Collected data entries
--- Start ---

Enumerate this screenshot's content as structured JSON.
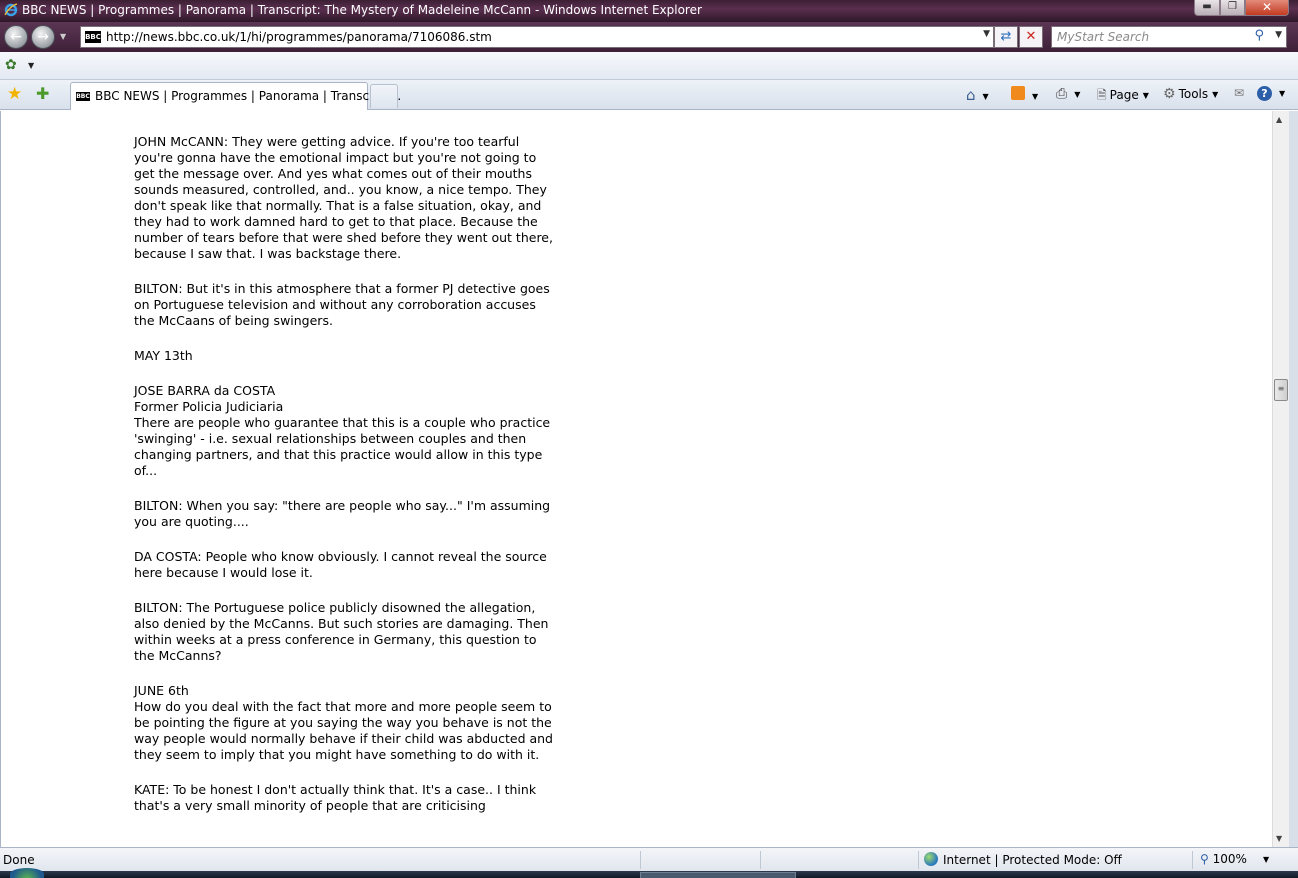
{
  "window": {
    "title": "BBC NEWS | Programmes | Panorama | Transcript: The Mystery of Madeleine McCann - Windows Internet Explorer",
    "minimize_glyph": "▬",
    "maximize_glyph": "❐",
    "close_glyph": "✕"
  },
  "address_bar": {
    "favicon_text": "BBC",
    "url": "http://news.bbc.co.uk/1/hi/programmes/panorama/7106086.stm",
    "search_placeholder": "MyStart Search"
  },
  "tabs": [
    {
      "favicon_text": "BBC",
      "label": "BBC NEWS | Programmes | Panorama | Transcript..."
    }
  ],
  "command_bar": {
    "page_label": "Page",
    "tools_label": "Tools"
  },
  "article": {
    "paragraphs": [
      "JOHN McCANN: They were getting advice. If you're too tearful you're gonna have the emotional impact but you're not going to get the message over. And yes what comes out of their mouths sounds measured, controlled, and.. you know, a nice tempo. They don't speak like that normally. That is a false situation, okay, and they had to work damned hard to get to that place. Because the number of tears before that were shed before they went out there, because I saw that. I was backstage there.",
      "BILTON: But it's in this atmosphere that a former PJ detective goes on Portuguese television and without any corroboration accuses the McCaans of being swingers.",
      "MAY 13th",
      "JOSE BARRA da COSTA\nFormer Policia Judiciaria\nThere are people who guarantee that this is a couple who practice 'swinging' - i.e. sexual relationships between couples and then changing partners, and that this practice would allow in this type of...",
      "BILTON: When you say: \"there are people who say...\" I'm assuming you are quoting....",
      "DA COSTA: People who know obviously. I cannot reveal the source here because I would lose it.",
      "BILTON: The Portuguese police publicly disowned the allegation, also denied by the McCanns. But such stories are damaging. Then within weeks at a press conference in Germany, this question to the McCanns?",
      "JUNE 6th\nHow do you deal with the fact that more and more people seem to be pointing the figure at you saying the way you behave is not the way people would normally behave if their child was abducted and they seem to imply that you might have something to do with it.",
      "KATE: To be honest I don't actually think that. It's a case.. I think that's a very small minority of people that are criticising"
    ]
  },
  "status_bar": {
    "status_text": "Done",
    "zone_text": "Internet | Protected Mode: Off",
    "zoom_text": "100%"
  }
}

--- End ---

### Problem to solve
Out of the material above, gather each line where "Transcript" appears.

### Result of this task
    "title": "BBC NEWS | Programmes | Panorama | Transcript: The Mystery of Madeleine McCann - Windows Internet Explorer",
      "label": "BBC NEWS | Programmes | Panorama | Transcript..."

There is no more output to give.